Extract the full set of records that follows, word for word.

[start of Records supplied]

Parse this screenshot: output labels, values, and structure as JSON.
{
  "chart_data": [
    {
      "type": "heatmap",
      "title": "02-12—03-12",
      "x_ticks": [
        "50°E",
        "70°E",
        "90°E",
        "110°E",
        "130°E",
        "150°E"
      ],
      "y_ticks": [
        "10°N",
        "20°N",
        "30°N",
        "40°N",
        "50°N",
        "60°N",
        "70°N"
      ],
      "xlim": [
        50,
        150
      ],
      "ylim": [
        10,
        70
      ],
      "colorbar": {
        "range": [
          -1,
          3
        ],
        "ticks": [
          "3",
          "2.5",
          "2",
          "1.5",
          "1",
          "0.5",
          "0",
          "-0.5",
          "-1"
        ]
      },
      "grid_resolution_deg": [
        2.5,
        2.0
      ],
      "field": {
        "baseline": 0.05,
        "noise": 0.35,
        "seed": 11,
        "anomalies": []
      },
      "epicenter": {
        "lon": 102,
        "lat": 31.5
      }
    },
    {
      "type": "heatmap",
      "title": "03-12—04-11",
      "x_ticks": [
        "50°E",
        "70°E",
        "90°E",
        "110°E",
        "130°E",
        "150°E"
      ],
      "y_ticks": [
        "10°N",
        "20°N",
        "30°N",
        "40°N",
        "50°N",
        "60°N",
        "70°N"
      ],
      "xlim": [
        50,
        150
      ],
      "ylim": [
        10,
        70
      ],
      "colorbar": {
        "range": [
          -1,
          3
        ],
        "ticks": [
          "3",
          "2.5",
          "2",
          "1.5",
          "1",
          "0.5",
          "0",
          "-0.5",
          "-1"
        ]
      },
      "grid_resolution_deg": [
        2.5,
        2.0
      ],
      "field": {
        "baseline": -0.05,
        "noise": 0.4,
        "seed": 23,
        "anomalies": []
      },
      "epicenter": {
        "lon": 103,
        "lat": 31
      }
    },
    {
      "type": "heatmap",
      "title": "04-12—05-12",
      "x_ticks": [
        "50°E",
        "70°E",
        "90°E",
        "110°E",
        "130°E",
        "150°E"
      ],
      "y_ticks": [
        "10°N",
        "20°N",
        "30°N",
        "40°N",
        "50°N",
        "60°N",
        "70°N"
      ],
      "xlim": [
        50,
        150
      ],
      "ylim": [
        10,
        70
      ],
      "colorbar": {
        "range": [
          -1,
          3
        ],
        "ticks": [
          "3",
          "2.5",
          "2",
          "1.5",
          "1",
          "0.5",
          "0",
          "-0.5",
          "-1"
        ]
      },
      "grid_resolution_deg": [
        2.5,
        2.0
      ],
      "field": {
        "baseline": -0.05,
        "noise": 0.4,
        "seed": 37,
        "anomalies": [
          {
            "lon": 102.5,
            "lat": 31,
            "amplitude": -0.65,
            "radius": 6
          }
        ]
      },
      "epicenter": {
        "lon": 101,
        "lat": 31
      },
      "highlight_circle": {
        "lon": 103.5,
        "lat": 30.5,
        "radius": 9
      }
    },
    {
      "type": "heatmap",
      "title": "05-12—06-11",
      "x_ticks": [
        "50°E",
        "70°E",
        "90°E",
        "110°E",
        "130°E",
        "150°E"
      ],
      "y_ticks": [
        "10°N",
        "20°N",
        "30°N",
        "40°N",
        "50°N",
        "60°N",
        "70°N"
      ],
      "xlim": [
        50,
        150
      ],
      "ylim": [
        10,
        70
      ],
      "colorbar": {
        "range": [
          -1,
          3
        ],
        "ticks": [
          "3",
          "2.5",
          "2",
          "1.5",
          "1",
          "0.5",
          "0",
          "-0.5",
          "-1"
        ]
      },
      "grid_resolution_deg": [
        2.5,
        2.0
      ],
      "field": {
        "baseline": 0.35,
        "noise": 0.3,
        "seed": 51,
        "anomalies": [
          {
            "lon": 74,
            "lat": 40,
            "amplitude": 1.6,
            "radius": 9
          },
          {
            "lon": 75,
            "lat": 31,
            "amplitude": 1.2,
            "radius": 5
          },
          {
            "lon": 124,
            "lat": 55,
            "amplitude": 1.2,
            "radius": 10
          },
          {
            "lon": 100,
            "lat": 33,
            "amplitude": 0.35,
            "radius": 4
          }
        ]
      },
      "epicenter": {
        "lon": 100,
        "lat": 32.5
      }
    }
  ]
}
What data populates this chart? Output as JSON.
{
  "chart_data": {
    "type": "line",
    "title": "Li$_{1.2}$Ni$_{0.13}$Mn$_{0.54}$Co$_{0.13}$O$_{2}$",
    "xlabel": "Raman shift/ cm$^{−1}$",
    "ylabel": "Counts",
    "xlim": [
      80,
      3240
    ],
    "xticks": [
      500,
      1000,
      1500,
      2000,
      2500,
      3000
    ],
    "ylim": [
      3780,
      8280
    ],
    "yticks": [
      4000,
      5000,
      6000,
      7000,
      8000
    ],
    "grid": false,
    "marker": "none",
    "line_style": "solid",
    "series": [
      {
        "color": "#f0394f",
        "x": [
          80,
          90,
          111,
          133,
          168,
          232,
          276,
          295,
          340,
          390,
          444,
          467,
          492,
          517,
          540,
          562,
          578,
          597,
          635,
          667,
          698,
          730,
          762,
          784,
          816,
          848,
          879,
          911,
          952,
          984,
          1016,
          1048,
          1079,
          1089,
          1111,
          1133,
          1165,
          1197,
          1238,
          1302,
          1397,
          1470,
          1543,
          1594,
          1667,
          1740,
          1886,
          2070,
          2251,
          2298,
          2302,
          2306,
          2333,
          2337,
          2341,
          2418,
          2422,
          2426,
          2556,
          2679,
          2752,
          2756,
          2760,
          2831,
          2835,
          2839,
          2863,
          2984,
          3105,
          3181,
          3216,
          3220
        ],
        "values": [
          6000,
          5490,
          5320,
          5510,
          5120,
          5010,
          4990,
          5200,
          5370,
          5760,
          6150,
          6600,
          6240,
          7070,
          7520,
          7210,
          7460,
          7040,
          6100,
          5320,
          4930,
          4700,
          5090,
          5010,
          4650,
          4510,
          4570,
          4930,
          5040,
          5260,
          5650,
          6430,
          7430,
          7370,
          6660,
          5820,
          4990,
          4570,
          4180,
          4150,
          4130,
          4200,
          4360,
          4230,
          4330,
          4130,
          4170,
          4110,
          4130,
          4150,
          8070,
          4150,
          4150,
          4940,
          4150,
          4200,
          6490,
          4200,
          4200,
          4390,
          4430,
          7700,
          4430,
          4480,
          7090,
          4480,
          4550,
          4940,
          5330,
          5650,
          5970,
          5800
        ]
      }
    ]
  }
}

[end of Records supplied]

* **Answer in full**:
Parse this screenshot: output labels, values, and structure as JSON.
{
  "chart_data": [
    {
      "type": "heatmap",
      "title": "02-12—03-12",
      "x_ticks": [
        "50°E",
        "70°E",
        "90°E",
        "110°E",
        "130°E",
        "150°E"
      ],
      "y_ticks": [
        "10°N",
        "20°N",
        "30°N",
        "40°N",
        "50°N",
        "60°N",
        "70°N"
      ],
      "xlim": [
        50,
        150
      ],
      "ylim": [
        10,
        70
      ],
      "colorbar": {
        "range": [
          -1,
          3
        ],
        "ticks": [
          "3",
          "2.5",
          "2",
          "1.5",
          "1",
          "0.5",
          "0",
          "-0.5",
          "-1"
        ]
      },
      "grid_resolution_deg": [
        2.5,
        2.0
      ],
      "field": {
        "baseline": 0.05,
        "noise": 0.35,
        "seed": 11,
        "anomalies": []
      },
      "epicenter": {
        "lon": 102,
        "lat": 31.5
      }
    },
    {
      "type": "heatmap",
      "title": "03-12—04-11",
      "x_ticks": [
        "50°E",
        "70°E",
        "90°E",
        "110°E",
        "130°E",
        "150°E"
      ],
      "y_ticks": [
        "10°N",
        "20°N",
        "30°N",
        "40°N",
        "50°N",
        "60°N",
        "70°N"
      ],
      "xlim": [
        50,
        150
      ],
      "ylim": [
        10,
        70
      ],
      "colorbar": {
        "range": [
          -1,
          3
        ],
        "ticks": [
          "3",
          "2.5",
          "2",
          "1.5",
          "1",
          "0.5",
          "0",
          "-0.5",
          "-1"
        ]
      },
      "grid_resolution_deg": [
        2.5,
        2.0
      ],
      "field": {
        "baseline": -0.05,
        "noise": 0.4,
        "seed": 23,
        "anomalies": []
      },
      "epicenter": {
        "lon": 103,
        "lat": 31
      }
    },
    {
      "type": "heatmap",
      "title": "04-12—05-12",
      "x_ticks": [
        "50°E",
        "70°E",
        "90°E",
        "110°E",
        "130°E",
        "150°E"
      ],
      "y_ticks": [
        "10°N",
        "20°N",
        "30°N",
        "40°N",
        "50°N",
        "60°N",
        "70°N"
      ],
      "xlim": [
        50,
        150
      ],
      "ylim": [
        10,
        70
      ],
      "colorbar": {
        "range": [
          -1,
          3
        ],
        "ticks": [
          "3",
          "2.5",
          "2",
          "1.5",
          "1",
          "0.5",
          "0",
          "-0.5",
          "-1"
        ]
      },
      "grid_resolution_deg": [
        2.5,
        2.0
      ],
      "field": {
        "baseline": -0.05,
        "noise": 0.4,
        "seed": 37,
        "anomalies": [
          {
            "lon": 102.5,
            "lat": 31,
            "amplitude": -0.65,
            "radius": 6
          }
        ]
      },
      "epicenter": {
        "lon": 101,
        "lat": 31
      },
      "highlight_circle": {
        "lon": 103.5,
        "lat": 30.5,
        "radius": 9
      }
    },
    {
      "type": "heatmap",
      "title": "05-12—06-11",
      "x_ticks": [
        "50°E",
        "70°E",
        "90°E",
        "110°E",
        "130°E",
        "150°E"
      ],
      "y_ticks": [
        "10°N",
        "20°N",
        "30°N",
        "40°N",
        "50°N",
        "60°N",
        "70°N"
      ],
      "xlim": [
        50,
        150
      ],
      "ylim": [
        10,
        70
      ],
      "colorbar": {
        "range": [
          -1,
          3
        ],
        "ticks": [
          "3",
          "2.5",
          "2",
          "1.5",
          "1",
          "0.5",
          "0",
          "-0.5",
          "-1"
        ]
      },
      "grid_resolution_deg": [
        2.5,
        2.0
      ],
      "field": {
        "baseline": 0.35,
        "noise": 0.3,
        "seed": 51,
        "anomalies": [
          {
            "lon": 74,
            "lat": 40,
            "amplitude": 1.6,
            "radius": 9
          },
          {
            "lon": 75,
            "lat": 31,
            "amplitude": 1.2,
            "radius": 5
          },
          {
            "lon": 124,
            "lat": 55,
            "amplitude": 1.2,
            "radius": 10
          },
          {
            "lon": 100,
            "lat": 33,
            "amplitude": 0.35,
            "radius": 4
          }
        ]
      },
      "epicenter": {
        "lon": 100,
        "lat": 32.5
      }
    }
  ]
}
What data populates this chart? Output as JSON.
{
  "chart_data": {
    "type": "line",
    "title": "Li$_{1.2}$Ni$_{0.13}$Mn$_{0.54}$Co$_{0.13}$O$_{2}$",
    "xlabel": "Raman shift/ cm$^{−1}$",
    "ylabel": "Counts",
    "xlim": [
      80,
      3240
    ],
    "xticks": [
      500,
      1000,
      1500,
      2000,
      2500,
      3000
    ],
    "ylim": [
      3780,
      8280
    ],
    "yticks": [
      4000,
      5000,
      6000,
      7000,
      8000
    ],
    "grid": false,
    "marker": "none",
    "line_style": "solid",
    "series": [
      {
        "color": "#f0394f",
        "x": [
          80,
          90,
          111,
          133,
          168,
          232,
          276,
          295,
          340,
          390,
          444,
          467,
          492,
          517,
          540,
          562,
          578,
          597,
          635,
          667,
          698,
          730,
          762,
          784,
          816,
          848,
          879,
          911,
          952,
          984,
          1016,
          1048,
          1079,
          1089,
          1111,
          1133,
          1165,
          1197,
          1238,
          1302,
          1397,
          1470,
          1543,
          1594,
          1667,
          1740,
          1886,
          2070,
          2251,
          2298,
          2302,
          2306,
          2333,
          2337,
          2341,
          2418,
          2422,
          2426,
          2556,
          2679,
          2752,
          2756,
          2760,
          2831,
          2835,
          2839,
          2863,
          2984,
          3105,
          3181,
          3216,
          3220
        ],
        "values": [
          6000,
          5490,
          5320,
          5510,
          5120,
          5010,
          4990,
          5200,
          5370,
          5760,
          6150,
          6600,
          6240,
          7070,
          7520,
          7210,
          7460,
          7040,
          6100,
          5320,
          4930,
          4700,
          5090,
          5010,
          4650,
          4510,
          4570,
          4930,
          5040,
          5260,
          5650,
          6430,
          7430,
          7370,
          6660,
          5820,
          4990,
          4570,
          4180,
          4150,
          4130,
          4200,
          4360,
          4230,
          4330,
          4130,
          4170,
          4110,
          4130,
          4150,
          8070,
          4150,
          4150,
          4940,
          4150,
          4200,
          6490,
          4200,
          4200,
          4390,
          4430,
          7700,
          4430,
          4480,
          7090,
          4480,
          4550,
          4940,
          5330,
          5650,
          5970,
          5800
        ]
      }
    ]
  }
}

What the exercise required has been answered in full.